(Dataset items)
-- BEGIN --

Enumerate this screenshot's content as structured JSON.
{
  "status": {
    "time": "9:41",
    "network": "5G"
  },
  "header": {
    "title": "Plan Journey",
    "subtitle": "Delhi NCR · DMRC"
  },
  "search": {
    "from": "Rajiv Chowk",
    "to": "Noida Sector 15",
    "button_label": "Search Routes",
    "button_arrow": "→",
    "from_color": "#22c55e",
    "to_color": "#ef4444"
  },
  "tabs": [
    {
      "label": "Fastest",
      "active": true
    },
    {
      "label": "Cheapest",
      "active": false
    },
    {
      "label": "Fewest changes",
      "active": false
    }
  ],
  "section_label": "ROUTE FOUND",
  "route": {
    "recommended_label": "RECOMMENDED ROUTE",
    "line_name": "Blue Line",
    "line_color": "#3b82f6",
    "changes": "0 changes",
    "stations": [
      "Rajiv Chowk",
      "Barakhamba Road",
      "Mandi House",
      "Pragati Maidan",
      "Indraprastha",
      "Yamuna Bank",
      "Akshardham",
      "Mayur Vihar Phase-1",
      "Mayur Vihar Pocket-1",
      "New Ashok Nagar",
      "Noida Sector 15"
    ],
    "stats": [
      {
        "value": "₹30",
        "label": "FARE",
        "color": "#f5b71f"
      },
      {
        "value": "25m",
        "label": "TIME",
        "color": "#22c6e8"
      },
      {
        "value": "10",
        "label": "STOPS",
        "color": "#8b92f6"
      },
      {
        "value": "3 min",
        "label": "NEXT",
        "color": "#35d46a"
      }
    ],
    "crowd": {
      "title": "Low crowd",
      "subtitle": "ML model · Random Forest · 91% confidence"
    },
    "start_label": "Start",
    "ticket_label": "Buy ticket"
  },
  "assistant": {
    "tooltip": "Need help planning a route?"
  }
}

-- END --
-- BEGIN --

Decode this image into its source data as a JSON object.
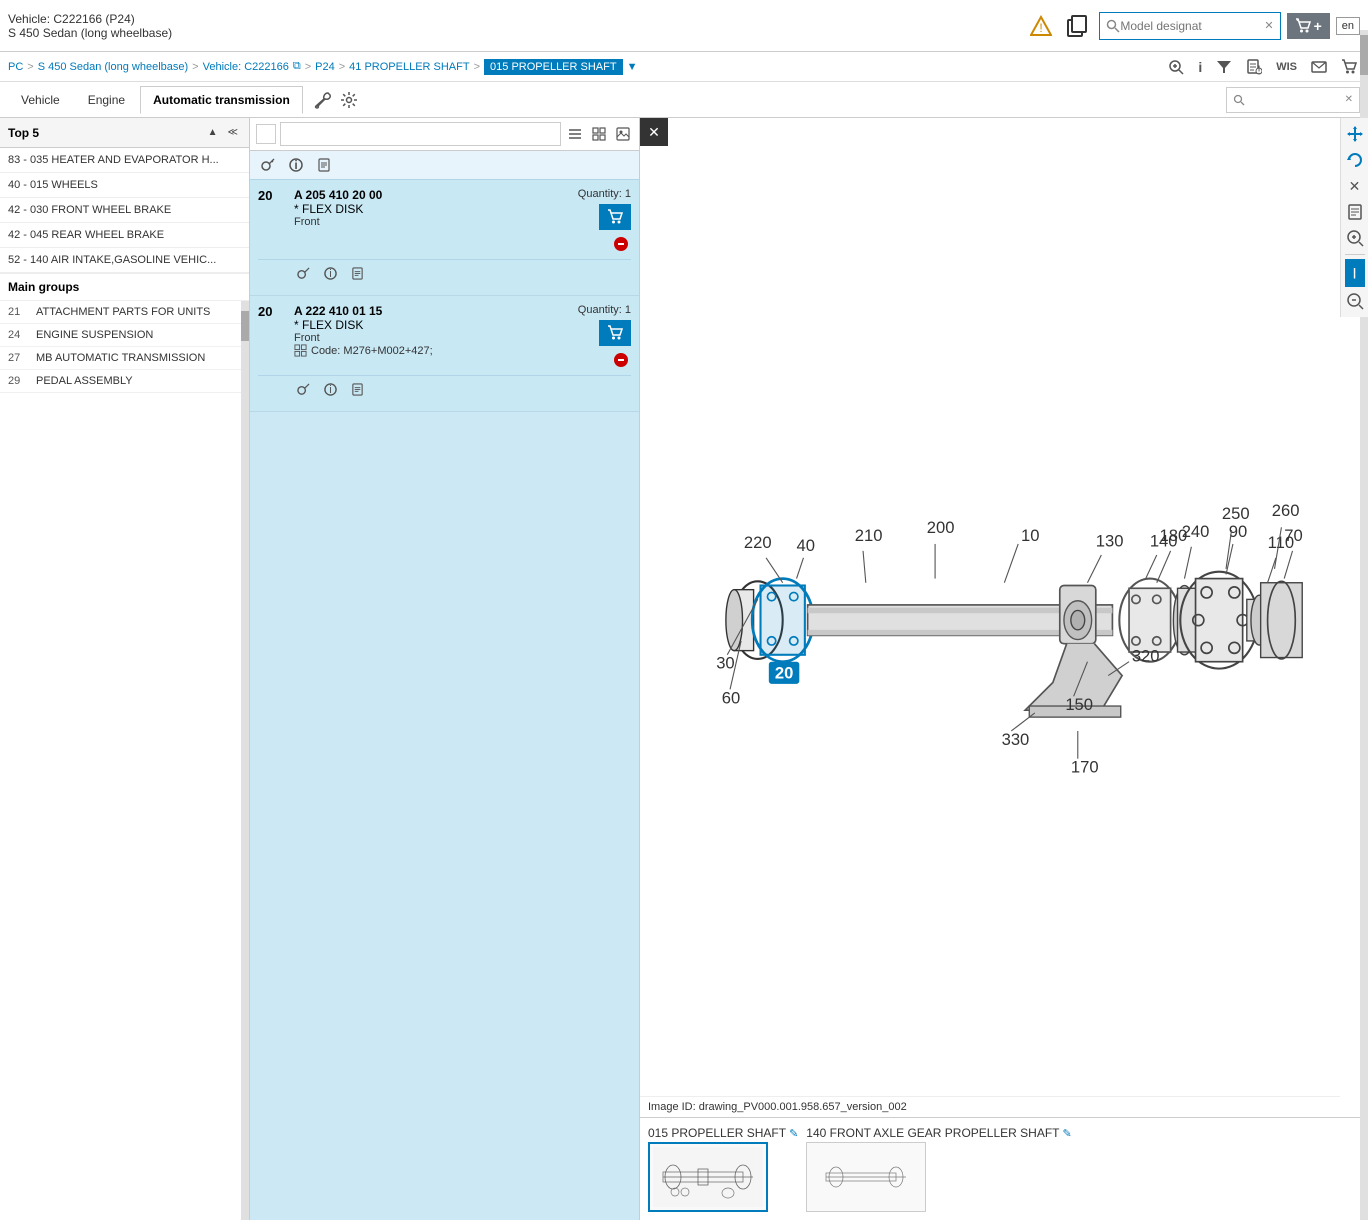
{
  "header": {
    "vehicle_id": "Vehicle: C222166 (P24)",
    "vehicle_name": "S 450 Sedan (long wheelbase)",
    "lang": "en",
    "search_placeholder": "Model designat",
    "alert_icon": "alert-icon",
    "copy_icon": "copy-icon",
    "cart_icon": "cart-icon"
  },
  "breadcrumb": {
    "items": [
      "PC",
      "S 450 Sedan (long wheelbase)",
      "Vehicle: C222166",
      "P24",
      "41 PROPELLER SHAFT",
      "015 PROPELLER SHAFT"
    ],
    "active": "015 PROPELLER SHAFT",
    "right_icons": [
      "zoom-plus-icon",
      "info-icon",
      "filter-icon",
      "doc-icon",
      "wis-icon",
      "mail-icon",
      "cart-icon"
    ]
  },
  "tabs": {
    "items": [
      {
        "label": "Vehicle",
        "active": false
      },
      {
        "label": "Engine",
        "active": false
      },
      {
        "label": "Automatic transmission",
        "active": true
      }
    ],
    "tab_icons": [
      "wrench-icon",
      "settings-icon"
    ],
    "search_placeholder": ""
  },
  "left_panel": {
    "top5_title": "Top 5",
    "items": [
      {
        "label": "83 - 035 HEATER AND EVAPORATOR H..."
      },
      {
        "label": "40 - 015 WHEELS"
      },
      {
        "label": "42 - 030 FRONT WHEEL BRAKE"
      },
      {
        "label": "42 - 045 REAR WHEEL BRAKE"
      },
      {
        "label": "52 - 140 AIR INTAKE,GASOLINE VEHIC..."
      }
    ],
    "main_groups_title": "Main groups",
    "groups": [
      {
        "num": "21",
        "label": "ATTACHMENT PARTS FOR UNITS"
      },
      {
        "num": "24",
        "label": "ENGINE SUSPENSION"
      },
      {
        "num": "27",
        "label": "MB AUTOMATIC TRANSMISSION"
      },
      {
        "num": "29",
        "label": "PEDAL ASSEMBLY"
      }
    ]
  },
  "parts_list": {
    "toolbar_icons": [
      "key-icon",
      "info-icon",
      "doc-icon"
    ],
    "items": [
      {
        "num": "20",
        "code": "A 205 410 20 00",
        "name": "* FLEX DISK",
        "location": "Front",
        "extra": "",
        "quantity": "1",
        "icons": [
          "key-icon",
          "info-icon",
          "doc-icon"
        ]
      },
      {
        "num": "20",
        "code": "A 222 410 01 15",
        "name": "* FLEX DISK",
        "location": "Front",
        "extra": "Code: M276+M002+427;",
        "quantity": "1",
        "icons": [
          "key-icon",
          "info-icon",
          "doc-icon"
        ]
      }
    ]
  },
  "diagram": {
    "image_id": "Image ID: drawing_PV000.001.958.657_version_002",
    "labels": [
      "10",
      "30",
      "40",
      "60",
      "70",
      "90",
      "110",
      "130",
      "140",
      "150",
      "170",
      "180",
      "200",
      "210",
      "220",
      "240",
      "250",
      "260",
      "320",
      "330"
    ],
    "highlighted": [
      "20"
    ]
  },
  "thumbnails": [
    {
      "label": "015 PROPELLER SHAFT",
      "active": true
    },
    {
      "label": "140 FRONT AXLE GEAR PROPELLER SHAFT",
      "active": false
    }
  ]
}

-- END --

REQUIREMENT:
Find the word "groups" in the data and show each line that holds it.

TASK SOLUTION:
    "main_groups_title": "Main groups",
    "groups": [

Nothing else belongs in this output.